▶ What to do
Every line with the string "time" should be gathered.

▶ Data section
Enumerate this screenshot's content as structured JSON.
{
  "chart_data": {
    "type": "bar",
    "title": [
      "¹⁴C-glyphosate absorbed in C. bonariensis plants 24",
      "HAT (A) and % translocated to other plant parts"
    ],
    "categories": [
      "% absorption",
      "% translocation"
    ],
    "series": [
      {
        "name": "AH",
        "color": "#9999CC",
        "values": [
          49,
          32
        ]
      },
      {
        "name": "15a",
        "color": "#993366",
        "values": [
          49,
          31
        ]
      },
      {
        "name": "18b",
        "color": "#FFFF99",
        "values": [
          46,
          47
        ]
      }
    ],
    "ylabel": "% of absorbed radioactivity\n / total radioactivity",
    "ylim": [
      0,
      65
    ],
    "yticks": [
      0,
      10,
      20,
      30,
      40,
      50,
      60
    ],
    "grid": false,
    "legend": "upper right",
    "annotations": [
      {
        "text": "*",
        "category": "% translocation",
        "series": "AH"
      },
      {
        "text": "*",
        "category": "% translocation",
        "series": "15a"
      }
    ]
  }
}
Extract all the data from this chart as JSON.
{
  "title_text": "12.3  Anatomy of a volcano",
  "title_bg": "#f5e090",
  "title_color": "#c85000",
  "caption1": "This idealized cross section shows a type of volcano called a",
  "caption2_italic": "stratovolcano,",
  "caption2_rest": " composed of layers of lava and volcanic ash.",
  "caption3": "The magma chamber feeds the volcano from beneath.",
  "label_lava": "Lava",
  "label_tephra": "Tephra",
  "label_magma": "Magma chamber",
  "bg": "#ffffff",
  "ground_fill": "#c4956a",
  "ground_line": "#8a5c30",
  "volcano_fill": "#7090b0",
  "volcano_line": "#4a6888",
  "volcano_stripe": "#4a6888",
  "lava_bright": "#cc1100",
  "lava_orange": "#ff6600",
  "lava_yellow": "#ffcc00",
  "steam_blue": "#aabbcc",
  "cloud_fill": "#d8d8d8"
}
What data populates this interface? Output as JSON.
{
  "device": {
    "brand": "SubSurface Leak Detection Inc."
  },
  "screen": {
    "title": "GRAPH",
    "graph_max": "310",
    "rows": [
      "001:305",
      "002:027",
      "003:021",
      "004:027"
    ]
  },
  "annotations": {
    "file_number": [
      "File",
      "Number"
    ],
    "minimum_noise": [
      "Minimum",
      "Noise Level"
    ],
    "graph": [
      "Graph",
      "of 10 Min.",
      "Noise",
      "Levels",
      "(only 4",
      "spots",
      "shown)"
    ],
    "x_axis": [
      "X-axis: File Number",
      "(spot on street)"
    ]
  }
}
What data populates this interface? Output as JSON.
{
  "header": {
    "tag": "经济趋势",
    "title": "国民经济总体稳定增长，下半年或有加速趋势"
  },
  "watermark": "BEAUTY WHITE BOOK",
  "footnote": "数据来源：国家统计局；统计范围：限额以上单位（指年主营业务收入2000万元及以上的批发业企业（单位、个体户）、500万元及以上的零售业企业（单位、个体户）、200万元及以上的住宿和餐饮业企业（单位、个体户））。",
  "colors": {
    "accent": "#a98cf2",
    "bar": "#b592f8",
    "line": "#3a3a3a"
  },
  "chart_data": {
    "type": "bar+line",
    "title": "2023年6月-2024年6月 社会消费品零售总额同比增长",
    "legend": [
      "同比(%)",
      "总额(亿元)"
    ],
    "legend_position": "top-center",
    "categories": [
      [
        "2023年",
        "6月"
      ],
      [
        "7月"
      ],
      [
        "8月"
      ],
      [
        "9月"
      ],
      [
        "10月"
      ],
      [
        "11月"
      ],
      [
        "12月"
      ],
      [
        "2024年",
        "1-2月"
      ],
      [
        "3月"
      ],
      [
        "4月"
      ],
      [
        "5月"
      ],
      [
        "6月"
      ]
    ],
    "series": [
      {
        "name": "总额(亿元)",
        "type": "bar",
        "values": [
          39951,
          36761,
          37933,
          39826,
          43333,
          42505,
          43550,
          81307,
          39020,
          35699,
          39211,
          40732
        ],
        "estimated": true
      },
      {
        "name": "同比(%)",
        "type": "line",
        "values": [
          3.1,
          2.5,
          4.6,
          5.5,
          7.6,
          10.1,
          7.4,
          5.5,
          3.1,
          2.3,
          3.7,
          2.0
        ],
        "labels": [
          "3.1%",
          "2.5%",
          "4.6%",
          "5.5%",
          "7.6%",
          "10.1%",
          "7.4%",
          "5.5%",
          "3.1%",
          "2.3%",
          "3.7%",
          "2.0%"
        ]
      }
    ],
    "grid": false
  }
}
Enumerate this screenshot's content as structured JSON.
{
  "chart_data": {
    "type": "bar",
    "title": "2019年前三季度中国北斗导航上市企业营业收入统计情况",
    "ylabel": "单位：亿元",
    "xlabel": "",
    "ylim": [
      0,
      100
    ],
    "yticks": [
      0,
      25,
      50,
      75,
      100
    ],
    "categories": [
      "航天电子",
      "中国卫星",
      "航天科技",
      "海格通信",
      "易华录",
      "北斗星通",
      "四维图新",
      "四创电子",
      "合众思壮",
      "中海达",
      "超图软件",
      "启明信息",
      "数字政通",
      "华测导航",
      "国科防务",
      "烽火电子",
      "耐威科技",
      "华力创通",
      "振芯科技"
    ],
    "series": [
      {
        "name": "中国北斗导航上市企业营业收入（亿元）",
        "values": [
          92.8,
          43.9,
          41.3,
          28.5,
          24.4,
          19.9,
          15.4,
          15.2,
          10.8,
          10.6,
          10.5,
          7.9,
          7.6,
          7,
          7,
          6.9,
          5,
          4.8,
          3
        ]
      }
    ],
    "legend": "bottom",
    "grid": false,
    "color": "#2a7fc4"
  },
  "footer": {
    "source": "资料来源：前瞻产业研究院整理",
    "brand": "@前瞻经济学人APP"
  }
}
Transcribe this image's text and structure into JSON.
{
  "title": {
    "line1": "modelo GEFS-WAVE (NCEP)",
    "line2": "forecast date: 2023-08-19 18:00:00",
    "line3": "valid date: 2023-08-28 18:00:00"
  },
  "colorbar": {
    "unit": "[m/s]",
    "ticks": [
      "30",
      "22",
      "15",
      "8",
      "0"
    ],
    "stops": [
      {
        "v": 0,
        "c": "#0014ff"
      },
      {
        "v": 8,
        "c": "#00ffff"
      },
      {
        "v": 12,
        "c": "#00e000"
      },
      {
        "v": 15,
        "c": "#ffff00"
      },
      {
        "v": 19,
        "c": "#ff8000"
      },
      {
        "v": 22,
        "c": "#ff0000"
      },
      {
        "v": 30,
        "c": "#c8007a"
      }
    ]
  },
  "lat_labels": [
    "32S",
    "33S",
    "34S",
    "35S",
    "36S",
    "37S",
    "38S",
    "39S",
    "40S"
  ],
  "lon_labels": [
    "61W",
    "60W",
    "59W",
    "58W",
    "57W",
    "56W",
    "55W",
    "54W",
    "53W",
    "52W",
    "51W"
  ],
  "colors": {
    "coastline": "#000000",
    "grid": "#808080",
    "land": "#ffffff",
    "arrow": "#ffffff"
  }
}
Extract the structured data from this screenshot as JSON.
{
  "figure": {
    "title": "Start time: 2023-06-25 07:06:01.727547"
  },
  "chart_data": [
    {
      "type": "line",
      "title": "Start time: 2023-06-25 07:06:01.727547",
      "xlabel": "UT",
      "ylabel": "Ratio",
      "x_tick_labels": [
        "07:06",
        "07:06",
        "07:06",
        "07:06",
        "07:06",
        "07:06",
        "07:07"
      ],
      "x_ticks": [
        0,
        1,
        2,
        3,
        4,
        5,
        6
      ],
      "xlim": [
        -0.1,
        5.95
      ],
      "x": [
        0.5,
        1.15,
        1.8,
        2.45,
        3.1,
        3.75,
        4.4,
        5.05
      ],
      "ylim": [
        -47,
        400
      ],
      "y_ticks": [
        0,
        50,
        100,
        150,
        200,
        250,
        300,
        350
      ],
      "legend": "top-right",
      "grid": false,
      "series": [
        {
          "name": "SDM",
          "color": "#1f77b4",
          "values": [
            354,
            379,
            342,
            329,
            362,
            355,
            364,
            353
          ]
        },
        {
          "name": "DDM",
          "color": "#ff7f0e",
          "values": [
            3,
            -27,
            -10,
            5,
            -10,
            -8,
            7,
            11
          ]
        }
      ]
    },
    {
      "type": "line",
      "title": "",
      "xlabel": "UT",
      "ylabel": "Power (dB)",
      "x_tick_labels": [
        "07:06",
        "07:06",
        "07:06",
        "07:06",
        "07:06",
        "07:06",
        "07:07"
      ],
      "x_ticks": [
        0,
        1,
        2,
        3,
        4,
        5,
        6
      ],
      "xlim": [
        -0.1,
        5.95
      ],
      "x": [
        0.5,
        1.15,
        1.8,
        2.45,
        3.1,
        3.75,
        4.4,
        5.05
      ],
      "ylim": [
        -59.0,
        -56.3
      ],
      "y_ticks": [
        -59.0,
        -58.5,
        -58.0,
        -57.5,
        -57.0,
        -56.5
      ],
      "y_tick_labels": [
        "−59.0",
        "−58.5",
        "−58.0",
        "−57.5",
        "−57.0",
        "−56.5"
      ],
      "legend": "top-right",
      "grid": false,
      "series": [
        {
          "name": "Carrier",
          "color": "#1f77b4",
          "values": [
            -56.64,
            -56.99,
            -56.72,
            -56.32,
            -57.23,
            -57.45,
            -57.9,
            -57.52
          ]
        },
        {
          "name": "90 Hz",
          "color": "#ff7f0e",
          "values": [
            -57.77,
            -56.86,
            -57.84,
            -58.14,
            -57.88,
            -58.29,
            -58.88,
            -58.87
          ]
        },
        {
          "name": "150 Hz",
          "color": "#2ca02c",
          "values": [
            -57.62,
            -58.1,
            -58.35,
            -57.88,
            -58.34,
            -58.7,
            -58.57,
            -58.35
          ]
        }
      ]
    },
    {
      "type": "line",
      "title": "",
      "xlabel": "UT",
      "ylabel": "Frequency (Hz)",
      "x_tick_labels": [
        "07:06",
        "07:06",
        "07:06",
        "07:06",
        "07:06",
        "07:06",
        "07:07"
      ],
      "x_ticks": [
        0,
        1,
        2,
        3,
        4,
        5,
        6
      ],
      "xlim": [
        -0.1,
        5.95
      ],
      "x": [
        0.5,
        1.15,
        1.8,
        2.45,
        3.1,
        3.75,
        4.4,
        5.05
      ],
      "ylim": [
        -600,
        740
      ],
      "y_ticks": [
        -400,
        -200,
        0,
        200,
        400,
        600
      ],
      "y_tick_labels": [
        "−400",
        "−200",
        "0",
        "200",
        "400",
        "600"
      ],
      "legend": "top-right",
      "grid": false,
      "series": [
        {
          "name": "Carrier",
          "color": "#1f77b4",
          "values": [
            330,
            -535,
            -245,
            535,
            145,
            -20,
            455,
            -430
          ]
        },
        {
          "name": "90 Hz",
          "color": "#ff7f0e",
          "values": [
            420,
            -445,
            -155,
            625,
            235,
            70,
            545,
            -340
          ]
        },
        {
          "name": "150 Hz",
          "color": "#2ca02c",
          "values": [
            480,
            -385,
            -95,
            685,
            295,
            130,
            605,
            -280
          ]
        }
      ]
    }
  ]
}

▶ Task answer
    "title": "Start time: 2023-06-25 07:06:01.727547"
      "title": "Start time: 2023-06-25 07:06:01.727547",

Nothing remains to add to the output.